[Dataset records]
================================

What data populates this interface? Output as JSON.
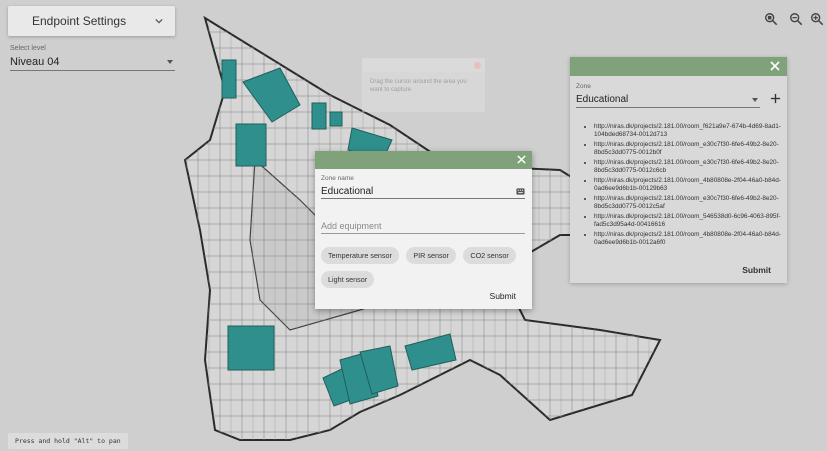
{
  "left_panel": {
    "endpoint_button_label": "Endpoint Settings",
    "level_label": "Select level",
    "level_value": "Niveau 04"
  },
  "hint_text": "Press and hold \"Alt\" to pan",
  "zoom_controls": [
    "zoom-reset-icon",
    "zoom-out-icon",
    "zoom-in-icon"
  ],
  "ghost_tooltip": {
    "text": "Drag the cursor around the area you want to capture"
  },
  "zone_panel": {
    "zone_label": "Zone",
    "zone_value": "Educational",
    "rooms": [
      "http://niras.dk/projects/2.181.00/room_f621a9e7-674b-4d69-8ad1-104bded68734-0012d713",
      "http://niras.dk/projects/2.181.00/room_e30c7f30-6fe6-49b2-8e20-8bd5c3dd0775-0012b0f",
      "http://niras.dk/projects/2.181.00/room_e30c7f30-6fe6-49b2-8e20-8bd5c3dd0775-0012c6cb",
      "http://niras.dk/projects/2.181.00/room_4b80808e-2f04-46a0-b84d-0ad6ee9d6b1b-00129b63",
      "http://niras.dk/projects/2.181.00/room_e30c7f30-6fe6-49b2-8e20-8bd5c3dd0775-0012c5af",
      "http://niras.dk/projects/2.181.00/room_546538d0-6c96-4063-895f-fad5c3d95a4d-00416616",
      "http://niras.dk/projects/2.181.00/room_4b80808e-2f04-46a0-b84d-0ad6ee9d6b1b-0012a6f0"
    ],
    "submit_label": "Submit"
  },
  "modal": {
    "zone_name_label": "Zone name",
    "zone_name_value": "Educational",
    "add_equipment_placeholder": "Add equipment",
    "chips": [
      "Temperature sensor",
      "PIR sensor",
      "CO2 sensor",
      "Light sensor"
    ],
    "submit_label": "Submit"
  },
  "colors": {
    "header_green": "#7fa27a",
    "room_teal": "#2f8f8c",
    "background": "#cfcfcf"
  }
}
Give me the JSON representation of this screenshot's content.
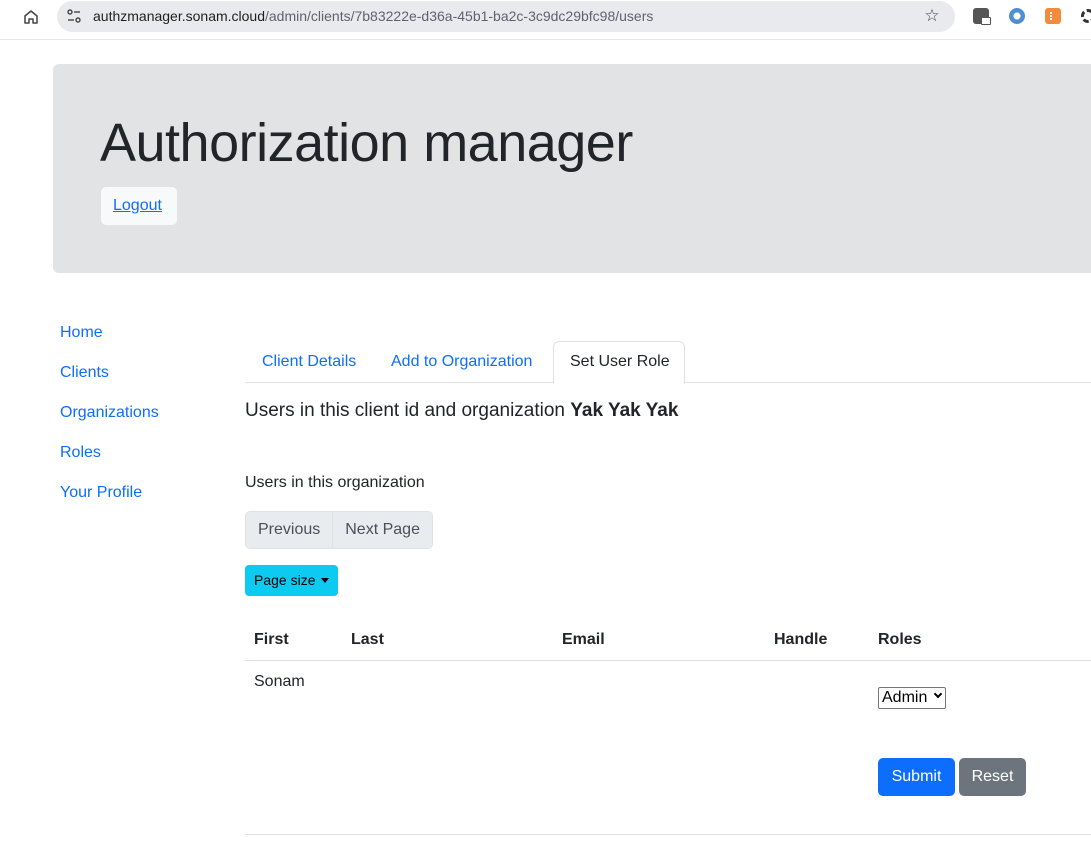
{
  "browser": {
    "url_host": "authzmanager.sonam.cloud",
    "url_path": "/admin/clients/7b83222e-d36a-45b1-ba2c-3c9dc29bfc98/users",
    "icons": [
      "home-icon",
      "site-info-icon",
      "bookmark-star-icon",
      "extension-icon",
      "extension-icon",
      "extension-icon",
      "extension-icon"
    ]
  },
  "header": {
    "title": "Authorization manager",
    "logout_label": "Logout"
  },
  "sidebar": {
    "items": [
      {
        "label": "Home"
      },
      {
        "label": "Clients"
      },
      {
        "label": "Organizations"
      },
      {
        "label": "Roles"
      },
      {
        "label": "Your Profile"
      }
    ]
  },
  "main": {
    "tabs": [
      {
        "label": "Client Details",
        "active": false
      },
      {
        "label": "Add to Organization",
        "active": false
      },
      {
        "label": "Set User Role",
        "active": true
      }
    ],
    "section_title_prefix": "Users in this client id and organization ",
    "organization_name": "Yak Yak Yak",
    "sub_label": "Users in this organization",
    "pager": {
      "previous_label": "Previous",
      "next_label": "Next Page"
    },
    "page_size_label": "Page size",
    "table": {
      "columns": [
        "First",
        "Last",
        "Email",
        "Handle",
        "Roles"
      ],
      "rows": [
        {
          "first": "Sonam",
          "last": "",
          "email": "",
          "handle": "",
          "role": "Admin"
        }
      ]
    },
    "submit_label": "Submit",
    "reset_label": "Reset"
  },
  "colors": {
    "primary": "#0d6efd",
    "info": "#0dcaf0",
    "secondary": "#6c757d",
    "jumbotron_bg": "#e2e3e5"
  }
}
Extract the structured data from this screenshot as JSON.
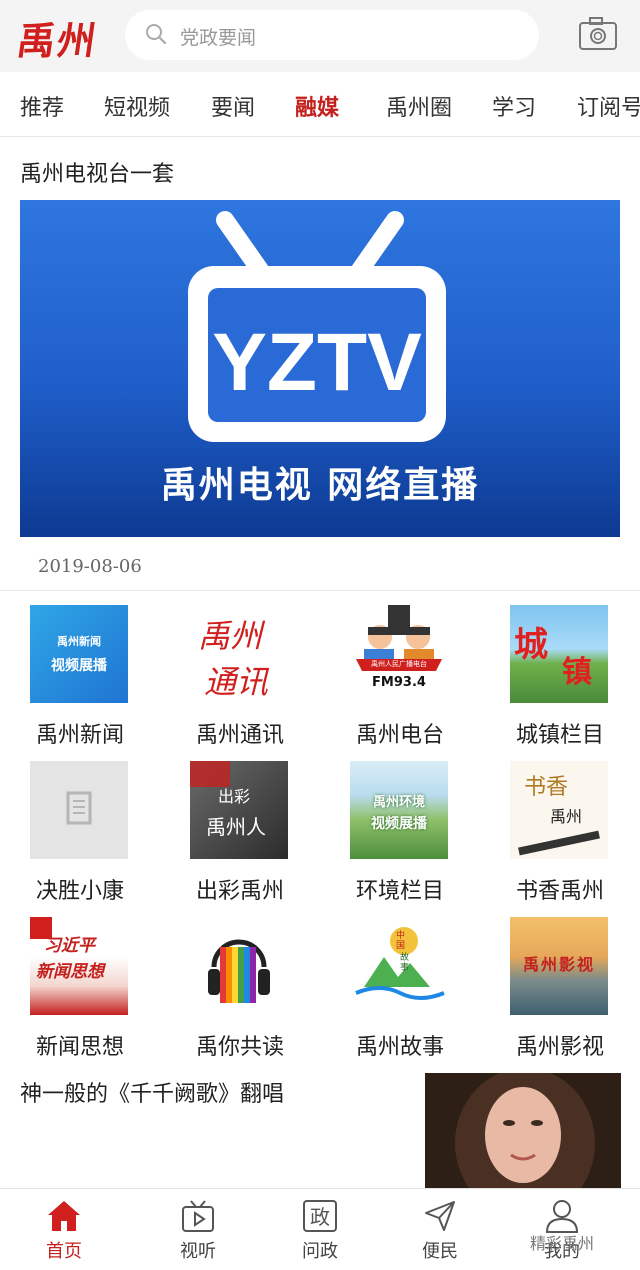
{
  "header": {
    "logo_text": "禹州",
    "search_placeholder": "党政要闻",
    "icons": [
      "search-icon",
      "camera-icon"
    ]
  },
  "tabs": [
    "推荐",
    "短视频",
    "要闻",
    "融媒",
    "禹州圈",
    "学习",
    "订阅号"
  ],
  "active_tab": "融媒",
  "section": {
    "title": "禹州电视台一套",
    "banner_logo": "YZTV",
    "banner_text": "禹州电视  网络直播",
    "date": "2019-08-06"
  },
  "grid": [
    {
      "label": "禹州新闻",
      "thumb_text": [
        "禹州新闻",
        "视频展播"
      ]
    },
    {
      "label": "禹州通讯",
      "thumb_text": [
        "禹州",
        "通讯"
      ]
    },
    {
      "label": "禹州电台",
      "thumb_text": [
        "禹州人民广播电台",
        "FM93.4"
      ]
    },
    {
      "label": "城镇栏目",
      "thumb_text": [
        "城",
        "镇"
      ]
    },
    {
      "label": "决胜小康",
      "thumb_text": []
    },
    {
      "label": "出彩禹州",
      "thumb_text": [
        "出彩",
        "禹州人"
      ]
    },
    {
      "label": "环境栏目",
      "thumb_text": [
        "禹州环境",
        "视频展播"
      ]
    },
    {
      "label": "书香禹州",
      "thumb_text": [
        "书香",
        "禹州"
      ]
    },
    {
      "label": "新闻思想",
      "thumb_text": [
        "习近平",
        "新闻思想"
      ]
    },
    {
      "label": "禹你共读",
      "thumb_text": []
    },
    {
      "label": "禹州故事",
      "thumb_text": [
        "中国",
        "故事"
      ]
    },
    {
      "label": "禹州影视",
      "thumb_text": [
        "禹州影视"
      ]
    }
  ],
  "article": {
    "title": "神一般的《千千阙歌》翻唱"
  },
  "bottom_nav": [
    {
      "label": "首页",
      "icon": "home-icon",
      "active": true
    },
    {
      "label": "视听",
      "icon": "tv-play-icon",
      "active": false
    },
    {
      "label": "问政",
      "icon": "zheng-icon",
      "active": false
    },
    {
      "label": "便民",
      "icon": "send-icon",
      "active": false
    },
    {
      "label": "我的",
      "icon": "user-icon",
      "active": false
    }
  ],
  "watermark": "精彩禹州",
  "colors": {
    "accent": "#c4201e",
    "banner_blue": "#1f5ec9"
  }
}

================================

### What to do
Reproduce the full material exactly, excluding the pictures.

### Exercise output
What data populates this interface? Output as JSON.
{
  "left_panel": {
    "endpoint_button_label": "Endpoint Settings",
    "level_label": "Select level",
    "level_value": "Niveau 04"
  },
  "hint_text": "Press and hold \"Alt\" to pan",
  "zoom_controls": [
    "zoom-reset-icon",
    "zoom-out-icon",
    "zoom-in-icon"
  ],
  "ghost_tooltip": {
    "text": "Drag the cursor around the area you want to capture"
  },
  "zone_panel": {
    "zone_label": "Zone",
    "zone_value": "Educational",
    "rooms": [
      "http://niras.dk/projects/2.181.00/room_f621a9e7-674b-4d69-8ad1-104bded68734-0012d713",
      "http://niras.dk/projects/2.181.00/room_e30c7f30-6fe6-49b2-8e20-8bd5c3dd0775-0012b0f",
      "http://niras.dk/projects/2.181.00/room_e30c7f30-6fe6-49b2-8e20-8bd5c3dd0775-0012c6cb",
      "http://niras.dk/projects/2.181.00/room_4b80808e-2f04-46a0-b84d-0ad6ee9d6b1b-00129b63",
      "http://niras.dk/projects/2.181.00/room_e30c7f30-6fe6-49b2-8e20-8bd5c3dd0775-0012c5af",
      "http://niras.dk/projects/2.181.00/room_546538d0-6c96-4063-895f-fad5c3d95a4d-00416616",
      "http://niras.dk/projects/2.181.00/room_4b80808e-2f04-46a0-b84d-0ad6ee9d6b1b-0012a6f0"
    ],
    "submit_label": "Submit"
  },
  "modal": {
    "zone_name_label": "Zone name",
    "zone_name_value": "Educational",
    "add_equipment_placeholder": "Add equipment",
    "chips": [
      "Temperature sensor",
      "PIR sensor",
      "CO2 sensor",
      "Light sensor"
    ],
    "submit_label": "Submit"
  },
  "colors": {
    "header_green": "#7fa27a",
    "room_teal": "#2f8f8c",
    "background": "#cfcfcf"
  }
}
Give me the JSON representation of this screenshot's content.
{
  "browser": {
    "url_host": "authzmanager.sonam.cloud",
    "url_path": "/admin/clients/7b83222e-d36a-45b1-ba2c-3c9dc29bfc98/users",
    "icons": [
      "home-icon",
      "site-info-icon",
      "bookmark-star-icon",
      "extension-icon",
      "extension-icon",
      "extension-icon",
      "extension-icon"
    ]
  },
  "header": {
    "title": "Authorization manager",
    "logout_label": "Logout"
  },
  "sidebar": {
    "items": [
      {
        "label": "Home"
      },
      {
        "label": "Clients"
      },
      {
        "label": "Organizations"
      },
      {
        "label": "Roles"
      },
      {
        "label": "Your Profile"
      }
    ]
  },
  "main": {
    "tabs": [
      {
        "label": "Client Details",
        "active": false
      },
      {
        "label": "Add to Organization",
        "active": false
      },
      {
        "label": "Set User Role",
        "active": true
      }
    ],
    "section_title_prefix": "Users in this client id and organization ",
    "organization_name": "Yak Yak Yak",
    "sub_label": "Users in this organization",
    "pager": {
      "previous_label": "Previous",
      "next_label": "Next Page"
    },
    "page_size_label": "Page size",
    "table": {
      "columns": [
        "First",
        "Last",
        "Email",
        "Handle",
        "Roles"
      ],
      "rows": [
        {
          "first": "Sonam",
          "last": "",
          "email": "",
          "handle": "",
          "role": "Admin"
        }
      ]
    },
    "submit_label": "Submit",
    "reset_label": "Reset"
  },
  "colors": {
    "primary": "#0d6efd",
    "info": "#0dcaf0",
    "secondary": "#6c757d",
    "jumbotron_bg": "#e2e3e5"
  }
}
Extract the structured data from this screenshot as JSON.
{
  "header": {
    "logo_text": "禹州",
    "search_placeholder": "党政要闻",
    "icons": [
      "search-icon",
      "camera-icon"
    ]
  },
  "tabs": [
    "推荐",
    "短视频",
    "要闻",
    "融媒",
    "禹州圈",
    "学习",
    "订阅号"
  ],
  "active_tab": "融媒",
  "section": {
    "title": "禹州电视台一套",
    "banner_logo": "YZTV",
    "banner_text": "禹州电视  网络直播",
    "date": "2019-08-06"
  },
  "grid": [
    {
      "label": "禹州新闻",
      "thumb_text": [
        "禹州新闻",
        "视频展播"
      ]
    },
    {
      "label": "禹州通讯",
      "thumb_text": [
        "禹州",
        "通讯"
      ]
    },
    {
      "label": "禹州电台",
      "thumb_text": [
        "禹州人民广播电台",
        "FM93.4"
      ]
    },
    {
      "label": "城镇栏目",
      "thumb_text": [
        "城",
        "镇"
      ]
    },
    {
      "label": "决胜小康",
      "thumb_text": []
    },
    {
      "label": "出彩禹州",
      "thumb_text": [
        "出彩",
        "禹州人"
      ]
    },
    {
      "label": "环境栏目",
      "thumb_text": [
        "禹州环境",
        "视频展播"
      ]
    },
    {
      "label": "书香禹州",
      "thumb_text": [
        "书香",
        "禹州"
      ]
    },
    {
      "label": "新闻思想",
      "thumb_text": [
        "习近平",
        "新闻思想"
      ]
    },
    {
      "label": "禹你共读",
      "thumb_text": []
    },
    {
      "label": "禹州故事",
      "thumb_text": [
        "中国",
        "故事"
      ]
    },
    {
      "label": "禹州影视",
      "thumb_text": [
        "禹州影视"
      ]
    }
  ],
  "article": {
    "title": "神一般的《千千阙歌》翻唱"
  },
  "bottom_nav": [
    {
      "label": "首页",
      "icon": "home-icon",
      "active": true
    },
    {
      "label": "视听",
      "icon": "tv-play-icon",
      "active": false
    },
    {
      "label": "问政",
      "icon": "zheng-icon",
      "active": false
    },
    {
      "label": "便民",
      "icon": "send-icon",
      "active": false
    },
    {
      "label": "我的",
      "icon": "user-icon",
      "active": false
    }
  ],
  "watermark": "精彩禹州",
  "colors": {
    "accent": "#c4201e",
    "banner_blue": "#1f5ec9"
  }
}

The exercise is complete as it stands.